[Start Exercise input]

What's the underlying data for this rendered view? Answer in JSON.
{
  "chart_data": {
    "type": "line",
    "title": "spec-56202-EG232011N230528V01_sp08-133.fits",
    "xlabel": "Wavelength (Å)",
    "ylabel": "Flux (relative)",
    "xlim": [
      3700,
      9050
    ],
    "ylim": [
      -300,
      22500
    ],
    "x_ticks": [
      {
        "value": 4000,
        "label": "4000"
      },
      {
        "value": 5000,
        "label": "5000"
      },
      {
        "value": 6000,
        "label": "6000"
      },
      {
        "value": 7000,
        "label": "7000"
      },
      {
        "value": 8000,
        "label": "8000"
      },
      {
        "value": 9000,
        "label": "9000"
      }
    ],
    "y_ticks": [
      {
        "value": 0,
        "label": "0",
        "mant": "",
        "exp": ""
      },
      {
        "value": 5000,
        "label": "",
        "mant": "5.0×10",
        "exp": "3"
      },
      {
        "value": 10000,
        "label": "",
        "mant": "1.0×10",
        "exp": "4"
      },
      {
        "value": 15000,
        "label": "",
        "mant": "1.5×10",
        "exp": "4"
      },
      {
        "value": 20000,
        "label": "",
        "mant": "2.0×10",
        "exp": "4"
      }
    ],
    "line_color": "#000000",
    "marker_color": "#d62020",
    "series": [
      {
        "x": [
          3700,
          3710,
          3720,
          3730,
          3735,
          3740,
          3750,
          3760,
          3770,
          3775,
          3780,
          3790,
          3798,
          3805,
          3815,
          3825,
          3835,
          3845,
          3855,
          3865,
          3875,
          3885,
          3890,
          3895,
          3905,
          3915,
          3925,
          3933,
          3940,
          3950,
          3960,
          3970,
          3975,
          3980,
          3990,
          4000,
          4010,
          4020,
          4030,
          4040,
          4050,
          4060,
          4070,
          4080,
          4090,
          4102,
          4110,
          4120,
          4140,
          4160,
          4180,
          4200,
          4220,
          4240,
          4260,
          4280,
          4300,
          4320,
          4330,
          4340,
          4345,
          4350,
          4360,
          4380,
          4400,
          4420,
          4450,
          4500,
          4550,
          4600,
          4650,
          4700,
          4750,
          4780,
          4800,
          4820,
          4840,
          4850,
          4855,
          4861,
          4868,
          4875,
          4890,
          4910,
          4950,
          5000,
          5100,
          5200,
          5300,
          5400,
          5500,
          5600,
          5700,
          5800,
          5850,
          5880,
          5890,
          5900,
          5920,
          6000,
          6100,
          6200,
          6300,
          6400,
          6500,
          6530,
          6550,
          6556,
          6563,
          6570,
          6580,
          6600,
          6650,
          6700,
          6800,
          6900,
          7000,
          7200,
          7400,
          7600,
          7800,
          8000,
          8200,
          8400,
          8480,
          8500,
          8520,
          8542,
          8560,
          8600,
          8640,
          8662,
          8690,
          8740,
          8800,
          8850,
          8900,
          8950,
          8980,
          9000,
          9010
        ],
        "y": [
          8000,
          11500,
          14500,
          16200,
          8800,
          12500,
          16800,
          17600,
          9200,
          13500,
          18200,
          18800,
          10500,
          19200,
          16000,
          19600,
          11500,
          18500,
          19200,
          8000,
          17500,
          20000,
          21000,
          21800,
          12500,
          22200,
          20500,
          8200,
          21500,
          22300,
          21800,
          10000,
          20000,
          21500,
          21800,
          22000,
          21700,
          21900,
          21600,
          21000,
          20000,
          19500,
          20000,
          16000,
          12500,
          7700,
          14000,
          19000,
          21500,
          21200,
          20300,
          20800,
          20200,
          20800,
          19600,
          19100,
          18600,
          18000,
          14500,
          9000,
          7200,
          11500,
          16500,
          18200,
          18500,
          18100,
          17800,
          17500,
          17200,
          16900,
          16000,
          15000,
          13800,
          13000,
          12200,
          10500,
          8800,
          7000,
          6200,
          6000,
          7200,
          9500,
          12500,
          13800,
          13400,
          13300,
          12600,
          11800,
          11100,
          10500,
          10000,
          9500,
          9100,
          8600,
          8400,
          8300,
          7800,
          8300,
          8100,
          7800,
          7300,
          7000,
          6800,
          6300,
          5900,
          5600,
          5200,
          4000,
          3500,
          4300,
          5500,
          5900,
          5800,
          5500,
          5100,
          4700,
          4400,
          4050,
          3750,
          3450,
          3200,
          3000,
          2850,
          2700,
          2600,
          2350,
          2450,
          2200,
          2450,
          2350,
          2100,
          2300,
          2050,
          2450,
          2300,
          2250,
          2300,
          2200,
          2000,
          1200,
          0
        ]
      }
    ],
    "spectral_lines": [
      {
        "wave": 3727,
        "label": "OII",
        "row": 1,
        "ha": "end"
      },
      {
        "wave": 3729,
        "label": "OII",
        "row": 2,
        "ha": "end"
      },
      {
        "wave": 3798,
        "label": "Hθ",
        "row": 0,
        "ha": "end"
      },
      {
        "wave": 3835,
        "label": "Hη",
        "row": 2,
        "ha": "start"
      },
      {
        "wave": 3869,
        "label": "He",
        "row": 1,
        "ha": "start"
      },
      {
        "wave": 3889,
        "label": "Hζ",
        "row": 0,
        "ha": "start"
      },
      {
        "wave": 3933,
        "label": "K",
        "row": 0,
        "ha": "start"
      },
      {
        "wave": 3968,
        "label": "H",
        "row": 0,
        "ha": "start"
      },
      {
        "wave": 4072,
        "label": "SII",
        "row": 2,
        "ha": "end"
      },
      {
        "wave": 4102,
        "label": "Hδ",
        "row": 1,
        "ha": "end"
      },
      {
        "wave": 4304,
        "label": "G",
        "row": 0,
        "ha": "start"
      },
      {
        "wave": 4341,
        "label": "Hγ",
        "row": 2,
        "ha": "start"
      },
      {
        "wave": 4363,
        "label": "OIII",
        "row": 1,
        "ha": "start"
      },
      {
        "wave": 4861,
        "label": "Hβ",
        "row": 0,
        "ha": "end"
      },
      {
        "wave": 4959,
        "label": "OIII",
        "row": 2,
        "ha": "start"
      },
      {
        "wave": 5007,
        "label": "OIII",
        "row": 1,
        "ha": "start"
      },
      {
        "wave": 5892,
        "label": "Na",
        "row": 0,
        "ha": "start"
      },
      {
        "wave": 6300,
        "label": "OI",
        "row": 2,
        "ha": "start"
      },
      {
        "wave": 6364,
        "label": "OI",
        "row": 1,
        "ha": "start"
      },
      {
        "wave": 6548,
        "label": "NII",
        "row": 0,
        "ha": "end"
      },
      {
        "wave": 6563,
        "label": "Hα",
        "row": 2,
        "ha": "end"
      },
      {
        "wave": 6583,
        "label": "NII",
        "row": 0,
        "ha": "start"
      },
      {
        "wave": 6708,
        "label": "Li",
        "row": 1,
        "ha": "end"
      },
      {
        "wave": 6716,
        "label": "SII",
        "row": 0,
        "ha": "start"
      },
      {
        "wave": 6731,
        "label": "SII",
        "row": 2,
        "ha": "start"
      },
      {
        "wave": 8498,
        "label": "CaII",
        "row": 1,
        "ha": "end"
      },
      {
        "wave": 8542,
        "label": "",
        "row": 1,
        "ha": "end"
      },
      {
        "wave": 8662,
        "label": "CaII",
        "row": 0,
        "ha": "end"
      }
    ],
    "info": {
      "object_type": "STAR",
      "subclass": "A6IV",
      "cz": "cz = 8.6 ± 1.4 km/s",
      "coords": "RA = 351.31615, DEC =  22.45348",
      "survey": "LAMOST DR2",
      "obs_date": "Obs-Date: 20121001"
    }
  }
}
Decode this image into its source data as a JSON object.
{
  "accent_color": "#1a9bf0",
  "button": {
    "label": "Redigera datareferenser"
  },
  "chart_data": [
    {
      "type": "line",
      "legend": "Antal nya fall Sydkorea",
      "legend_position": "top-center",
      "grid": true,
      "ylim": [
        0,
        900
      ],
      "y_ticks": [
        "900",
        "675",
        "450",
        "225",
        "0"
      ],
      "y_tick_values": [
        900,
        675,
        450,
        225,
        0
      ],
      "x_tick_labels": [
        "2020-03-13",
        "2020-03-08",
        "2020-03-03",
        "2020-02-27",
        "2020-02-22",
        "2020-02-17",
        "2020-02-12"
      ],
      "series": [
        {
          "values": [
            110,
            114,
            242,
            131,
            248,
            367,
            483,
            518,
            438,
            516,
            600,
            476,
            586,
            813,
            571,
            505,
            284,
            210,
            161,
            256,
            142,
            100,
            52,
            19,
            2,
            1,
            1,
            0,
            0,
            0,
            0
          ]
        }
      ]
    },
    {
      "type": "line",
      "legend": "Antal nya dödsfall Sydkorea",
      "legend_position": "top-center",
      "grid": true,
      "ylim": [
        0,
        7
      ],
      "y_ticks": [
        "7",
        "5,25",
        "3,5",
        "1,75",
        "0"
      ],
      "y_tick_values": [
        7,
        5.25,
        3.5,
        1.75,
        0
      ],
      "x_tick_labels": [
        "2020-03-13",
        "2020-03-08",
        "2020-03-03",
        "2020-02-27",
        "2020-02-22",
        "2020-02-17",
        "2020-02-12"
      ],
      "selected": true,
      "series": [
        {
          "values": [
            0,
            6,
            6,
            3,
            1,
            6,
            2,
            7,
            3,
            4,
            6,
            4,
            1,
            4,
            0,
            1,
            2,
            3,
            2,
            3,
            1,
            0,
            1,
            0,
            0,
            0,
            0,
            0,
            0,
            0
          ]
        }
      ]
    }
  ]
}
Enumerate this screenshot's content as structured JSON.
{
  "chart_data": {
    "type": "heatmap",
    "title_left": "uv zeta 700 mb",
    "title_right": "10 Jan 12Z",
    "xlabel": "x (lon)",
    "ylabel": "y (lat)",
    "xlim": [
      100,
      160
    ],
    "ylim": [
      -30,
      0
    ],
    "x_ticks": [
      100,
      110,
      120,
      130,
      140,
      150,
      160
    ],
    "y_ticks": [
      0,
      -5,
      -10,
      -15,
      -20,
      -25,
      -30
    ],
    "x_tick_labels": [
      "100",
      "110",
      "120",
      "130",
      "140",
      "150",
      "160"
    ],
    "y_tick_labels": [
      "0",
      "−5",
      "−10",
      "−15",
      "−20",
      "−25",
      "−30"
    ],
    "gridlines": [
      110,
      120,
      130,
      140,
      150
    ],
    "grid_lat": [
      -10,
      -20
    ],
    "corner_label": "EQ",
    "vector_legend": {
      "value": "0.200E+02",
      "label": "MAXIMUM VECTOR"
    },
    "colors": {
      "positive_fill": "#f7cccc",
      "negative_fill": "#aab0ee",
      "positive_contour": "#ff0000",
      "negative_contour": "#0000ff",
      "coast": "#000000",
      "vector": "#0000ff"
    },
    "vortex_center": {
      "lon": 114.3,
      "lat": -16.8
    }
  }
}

[End Exercise input]

Return, unchanged, each line from the line containing "Enumerate this screenshot's" through the last line of the material.

Result of the task:
Enumerate this screenshot's content as structured JSON.
{
  "chart_data": {
    "type": "heatmap",
    "title_left": "uv zeta 700 mb",
    "title_right": "10 Jan 12Z",
    "xlabel": "x (lon)",
    "ylabel": "y (lat)",
    "xlim": [
      100,
      160
    ],
    "ylim": [
      -30,
      0
    ],
    "x_ticks": [
      100,
      110,
      120,
      130,
      140,
      150,
      160
    ],
    "y_ticks": [
      0,
      -5,
      -10,
      -15,
      -20,
      -25,
      -30
    ],
    "x_tick_labels": [
      "100",
      "110",
      "120",
      "130",
      "140",
      "150",
      "160"
    ],
    "y_tick_labels": [
      "0",
      "−5",
      "−10",
      "−15",
      "−20",
      "−25",
      "−30"
    ],
    "gridlines": [
      110,
      120,
      130,
      140,
      150
    ],
    "grid_lat": [
      -10,
      -20
    ],
    "corner_label": "EQ",
    "vector_legend": {
      "value": "0.200E+02",
      "label": "MAXIMUM VECTOR"
    },
    "colors": {
      "positive_fill": "#f7cccc",
      "negative_fill": "#aab0ee",
      "positive_contour": "#ff0000",
      "negative_contour": "#0000ff",
      "coast": "#000000",
      "vector": "#0000ff"
    },
    "vortex_center": {
      "lon": 114.3,
      "lat": -16.8
    }
  }
}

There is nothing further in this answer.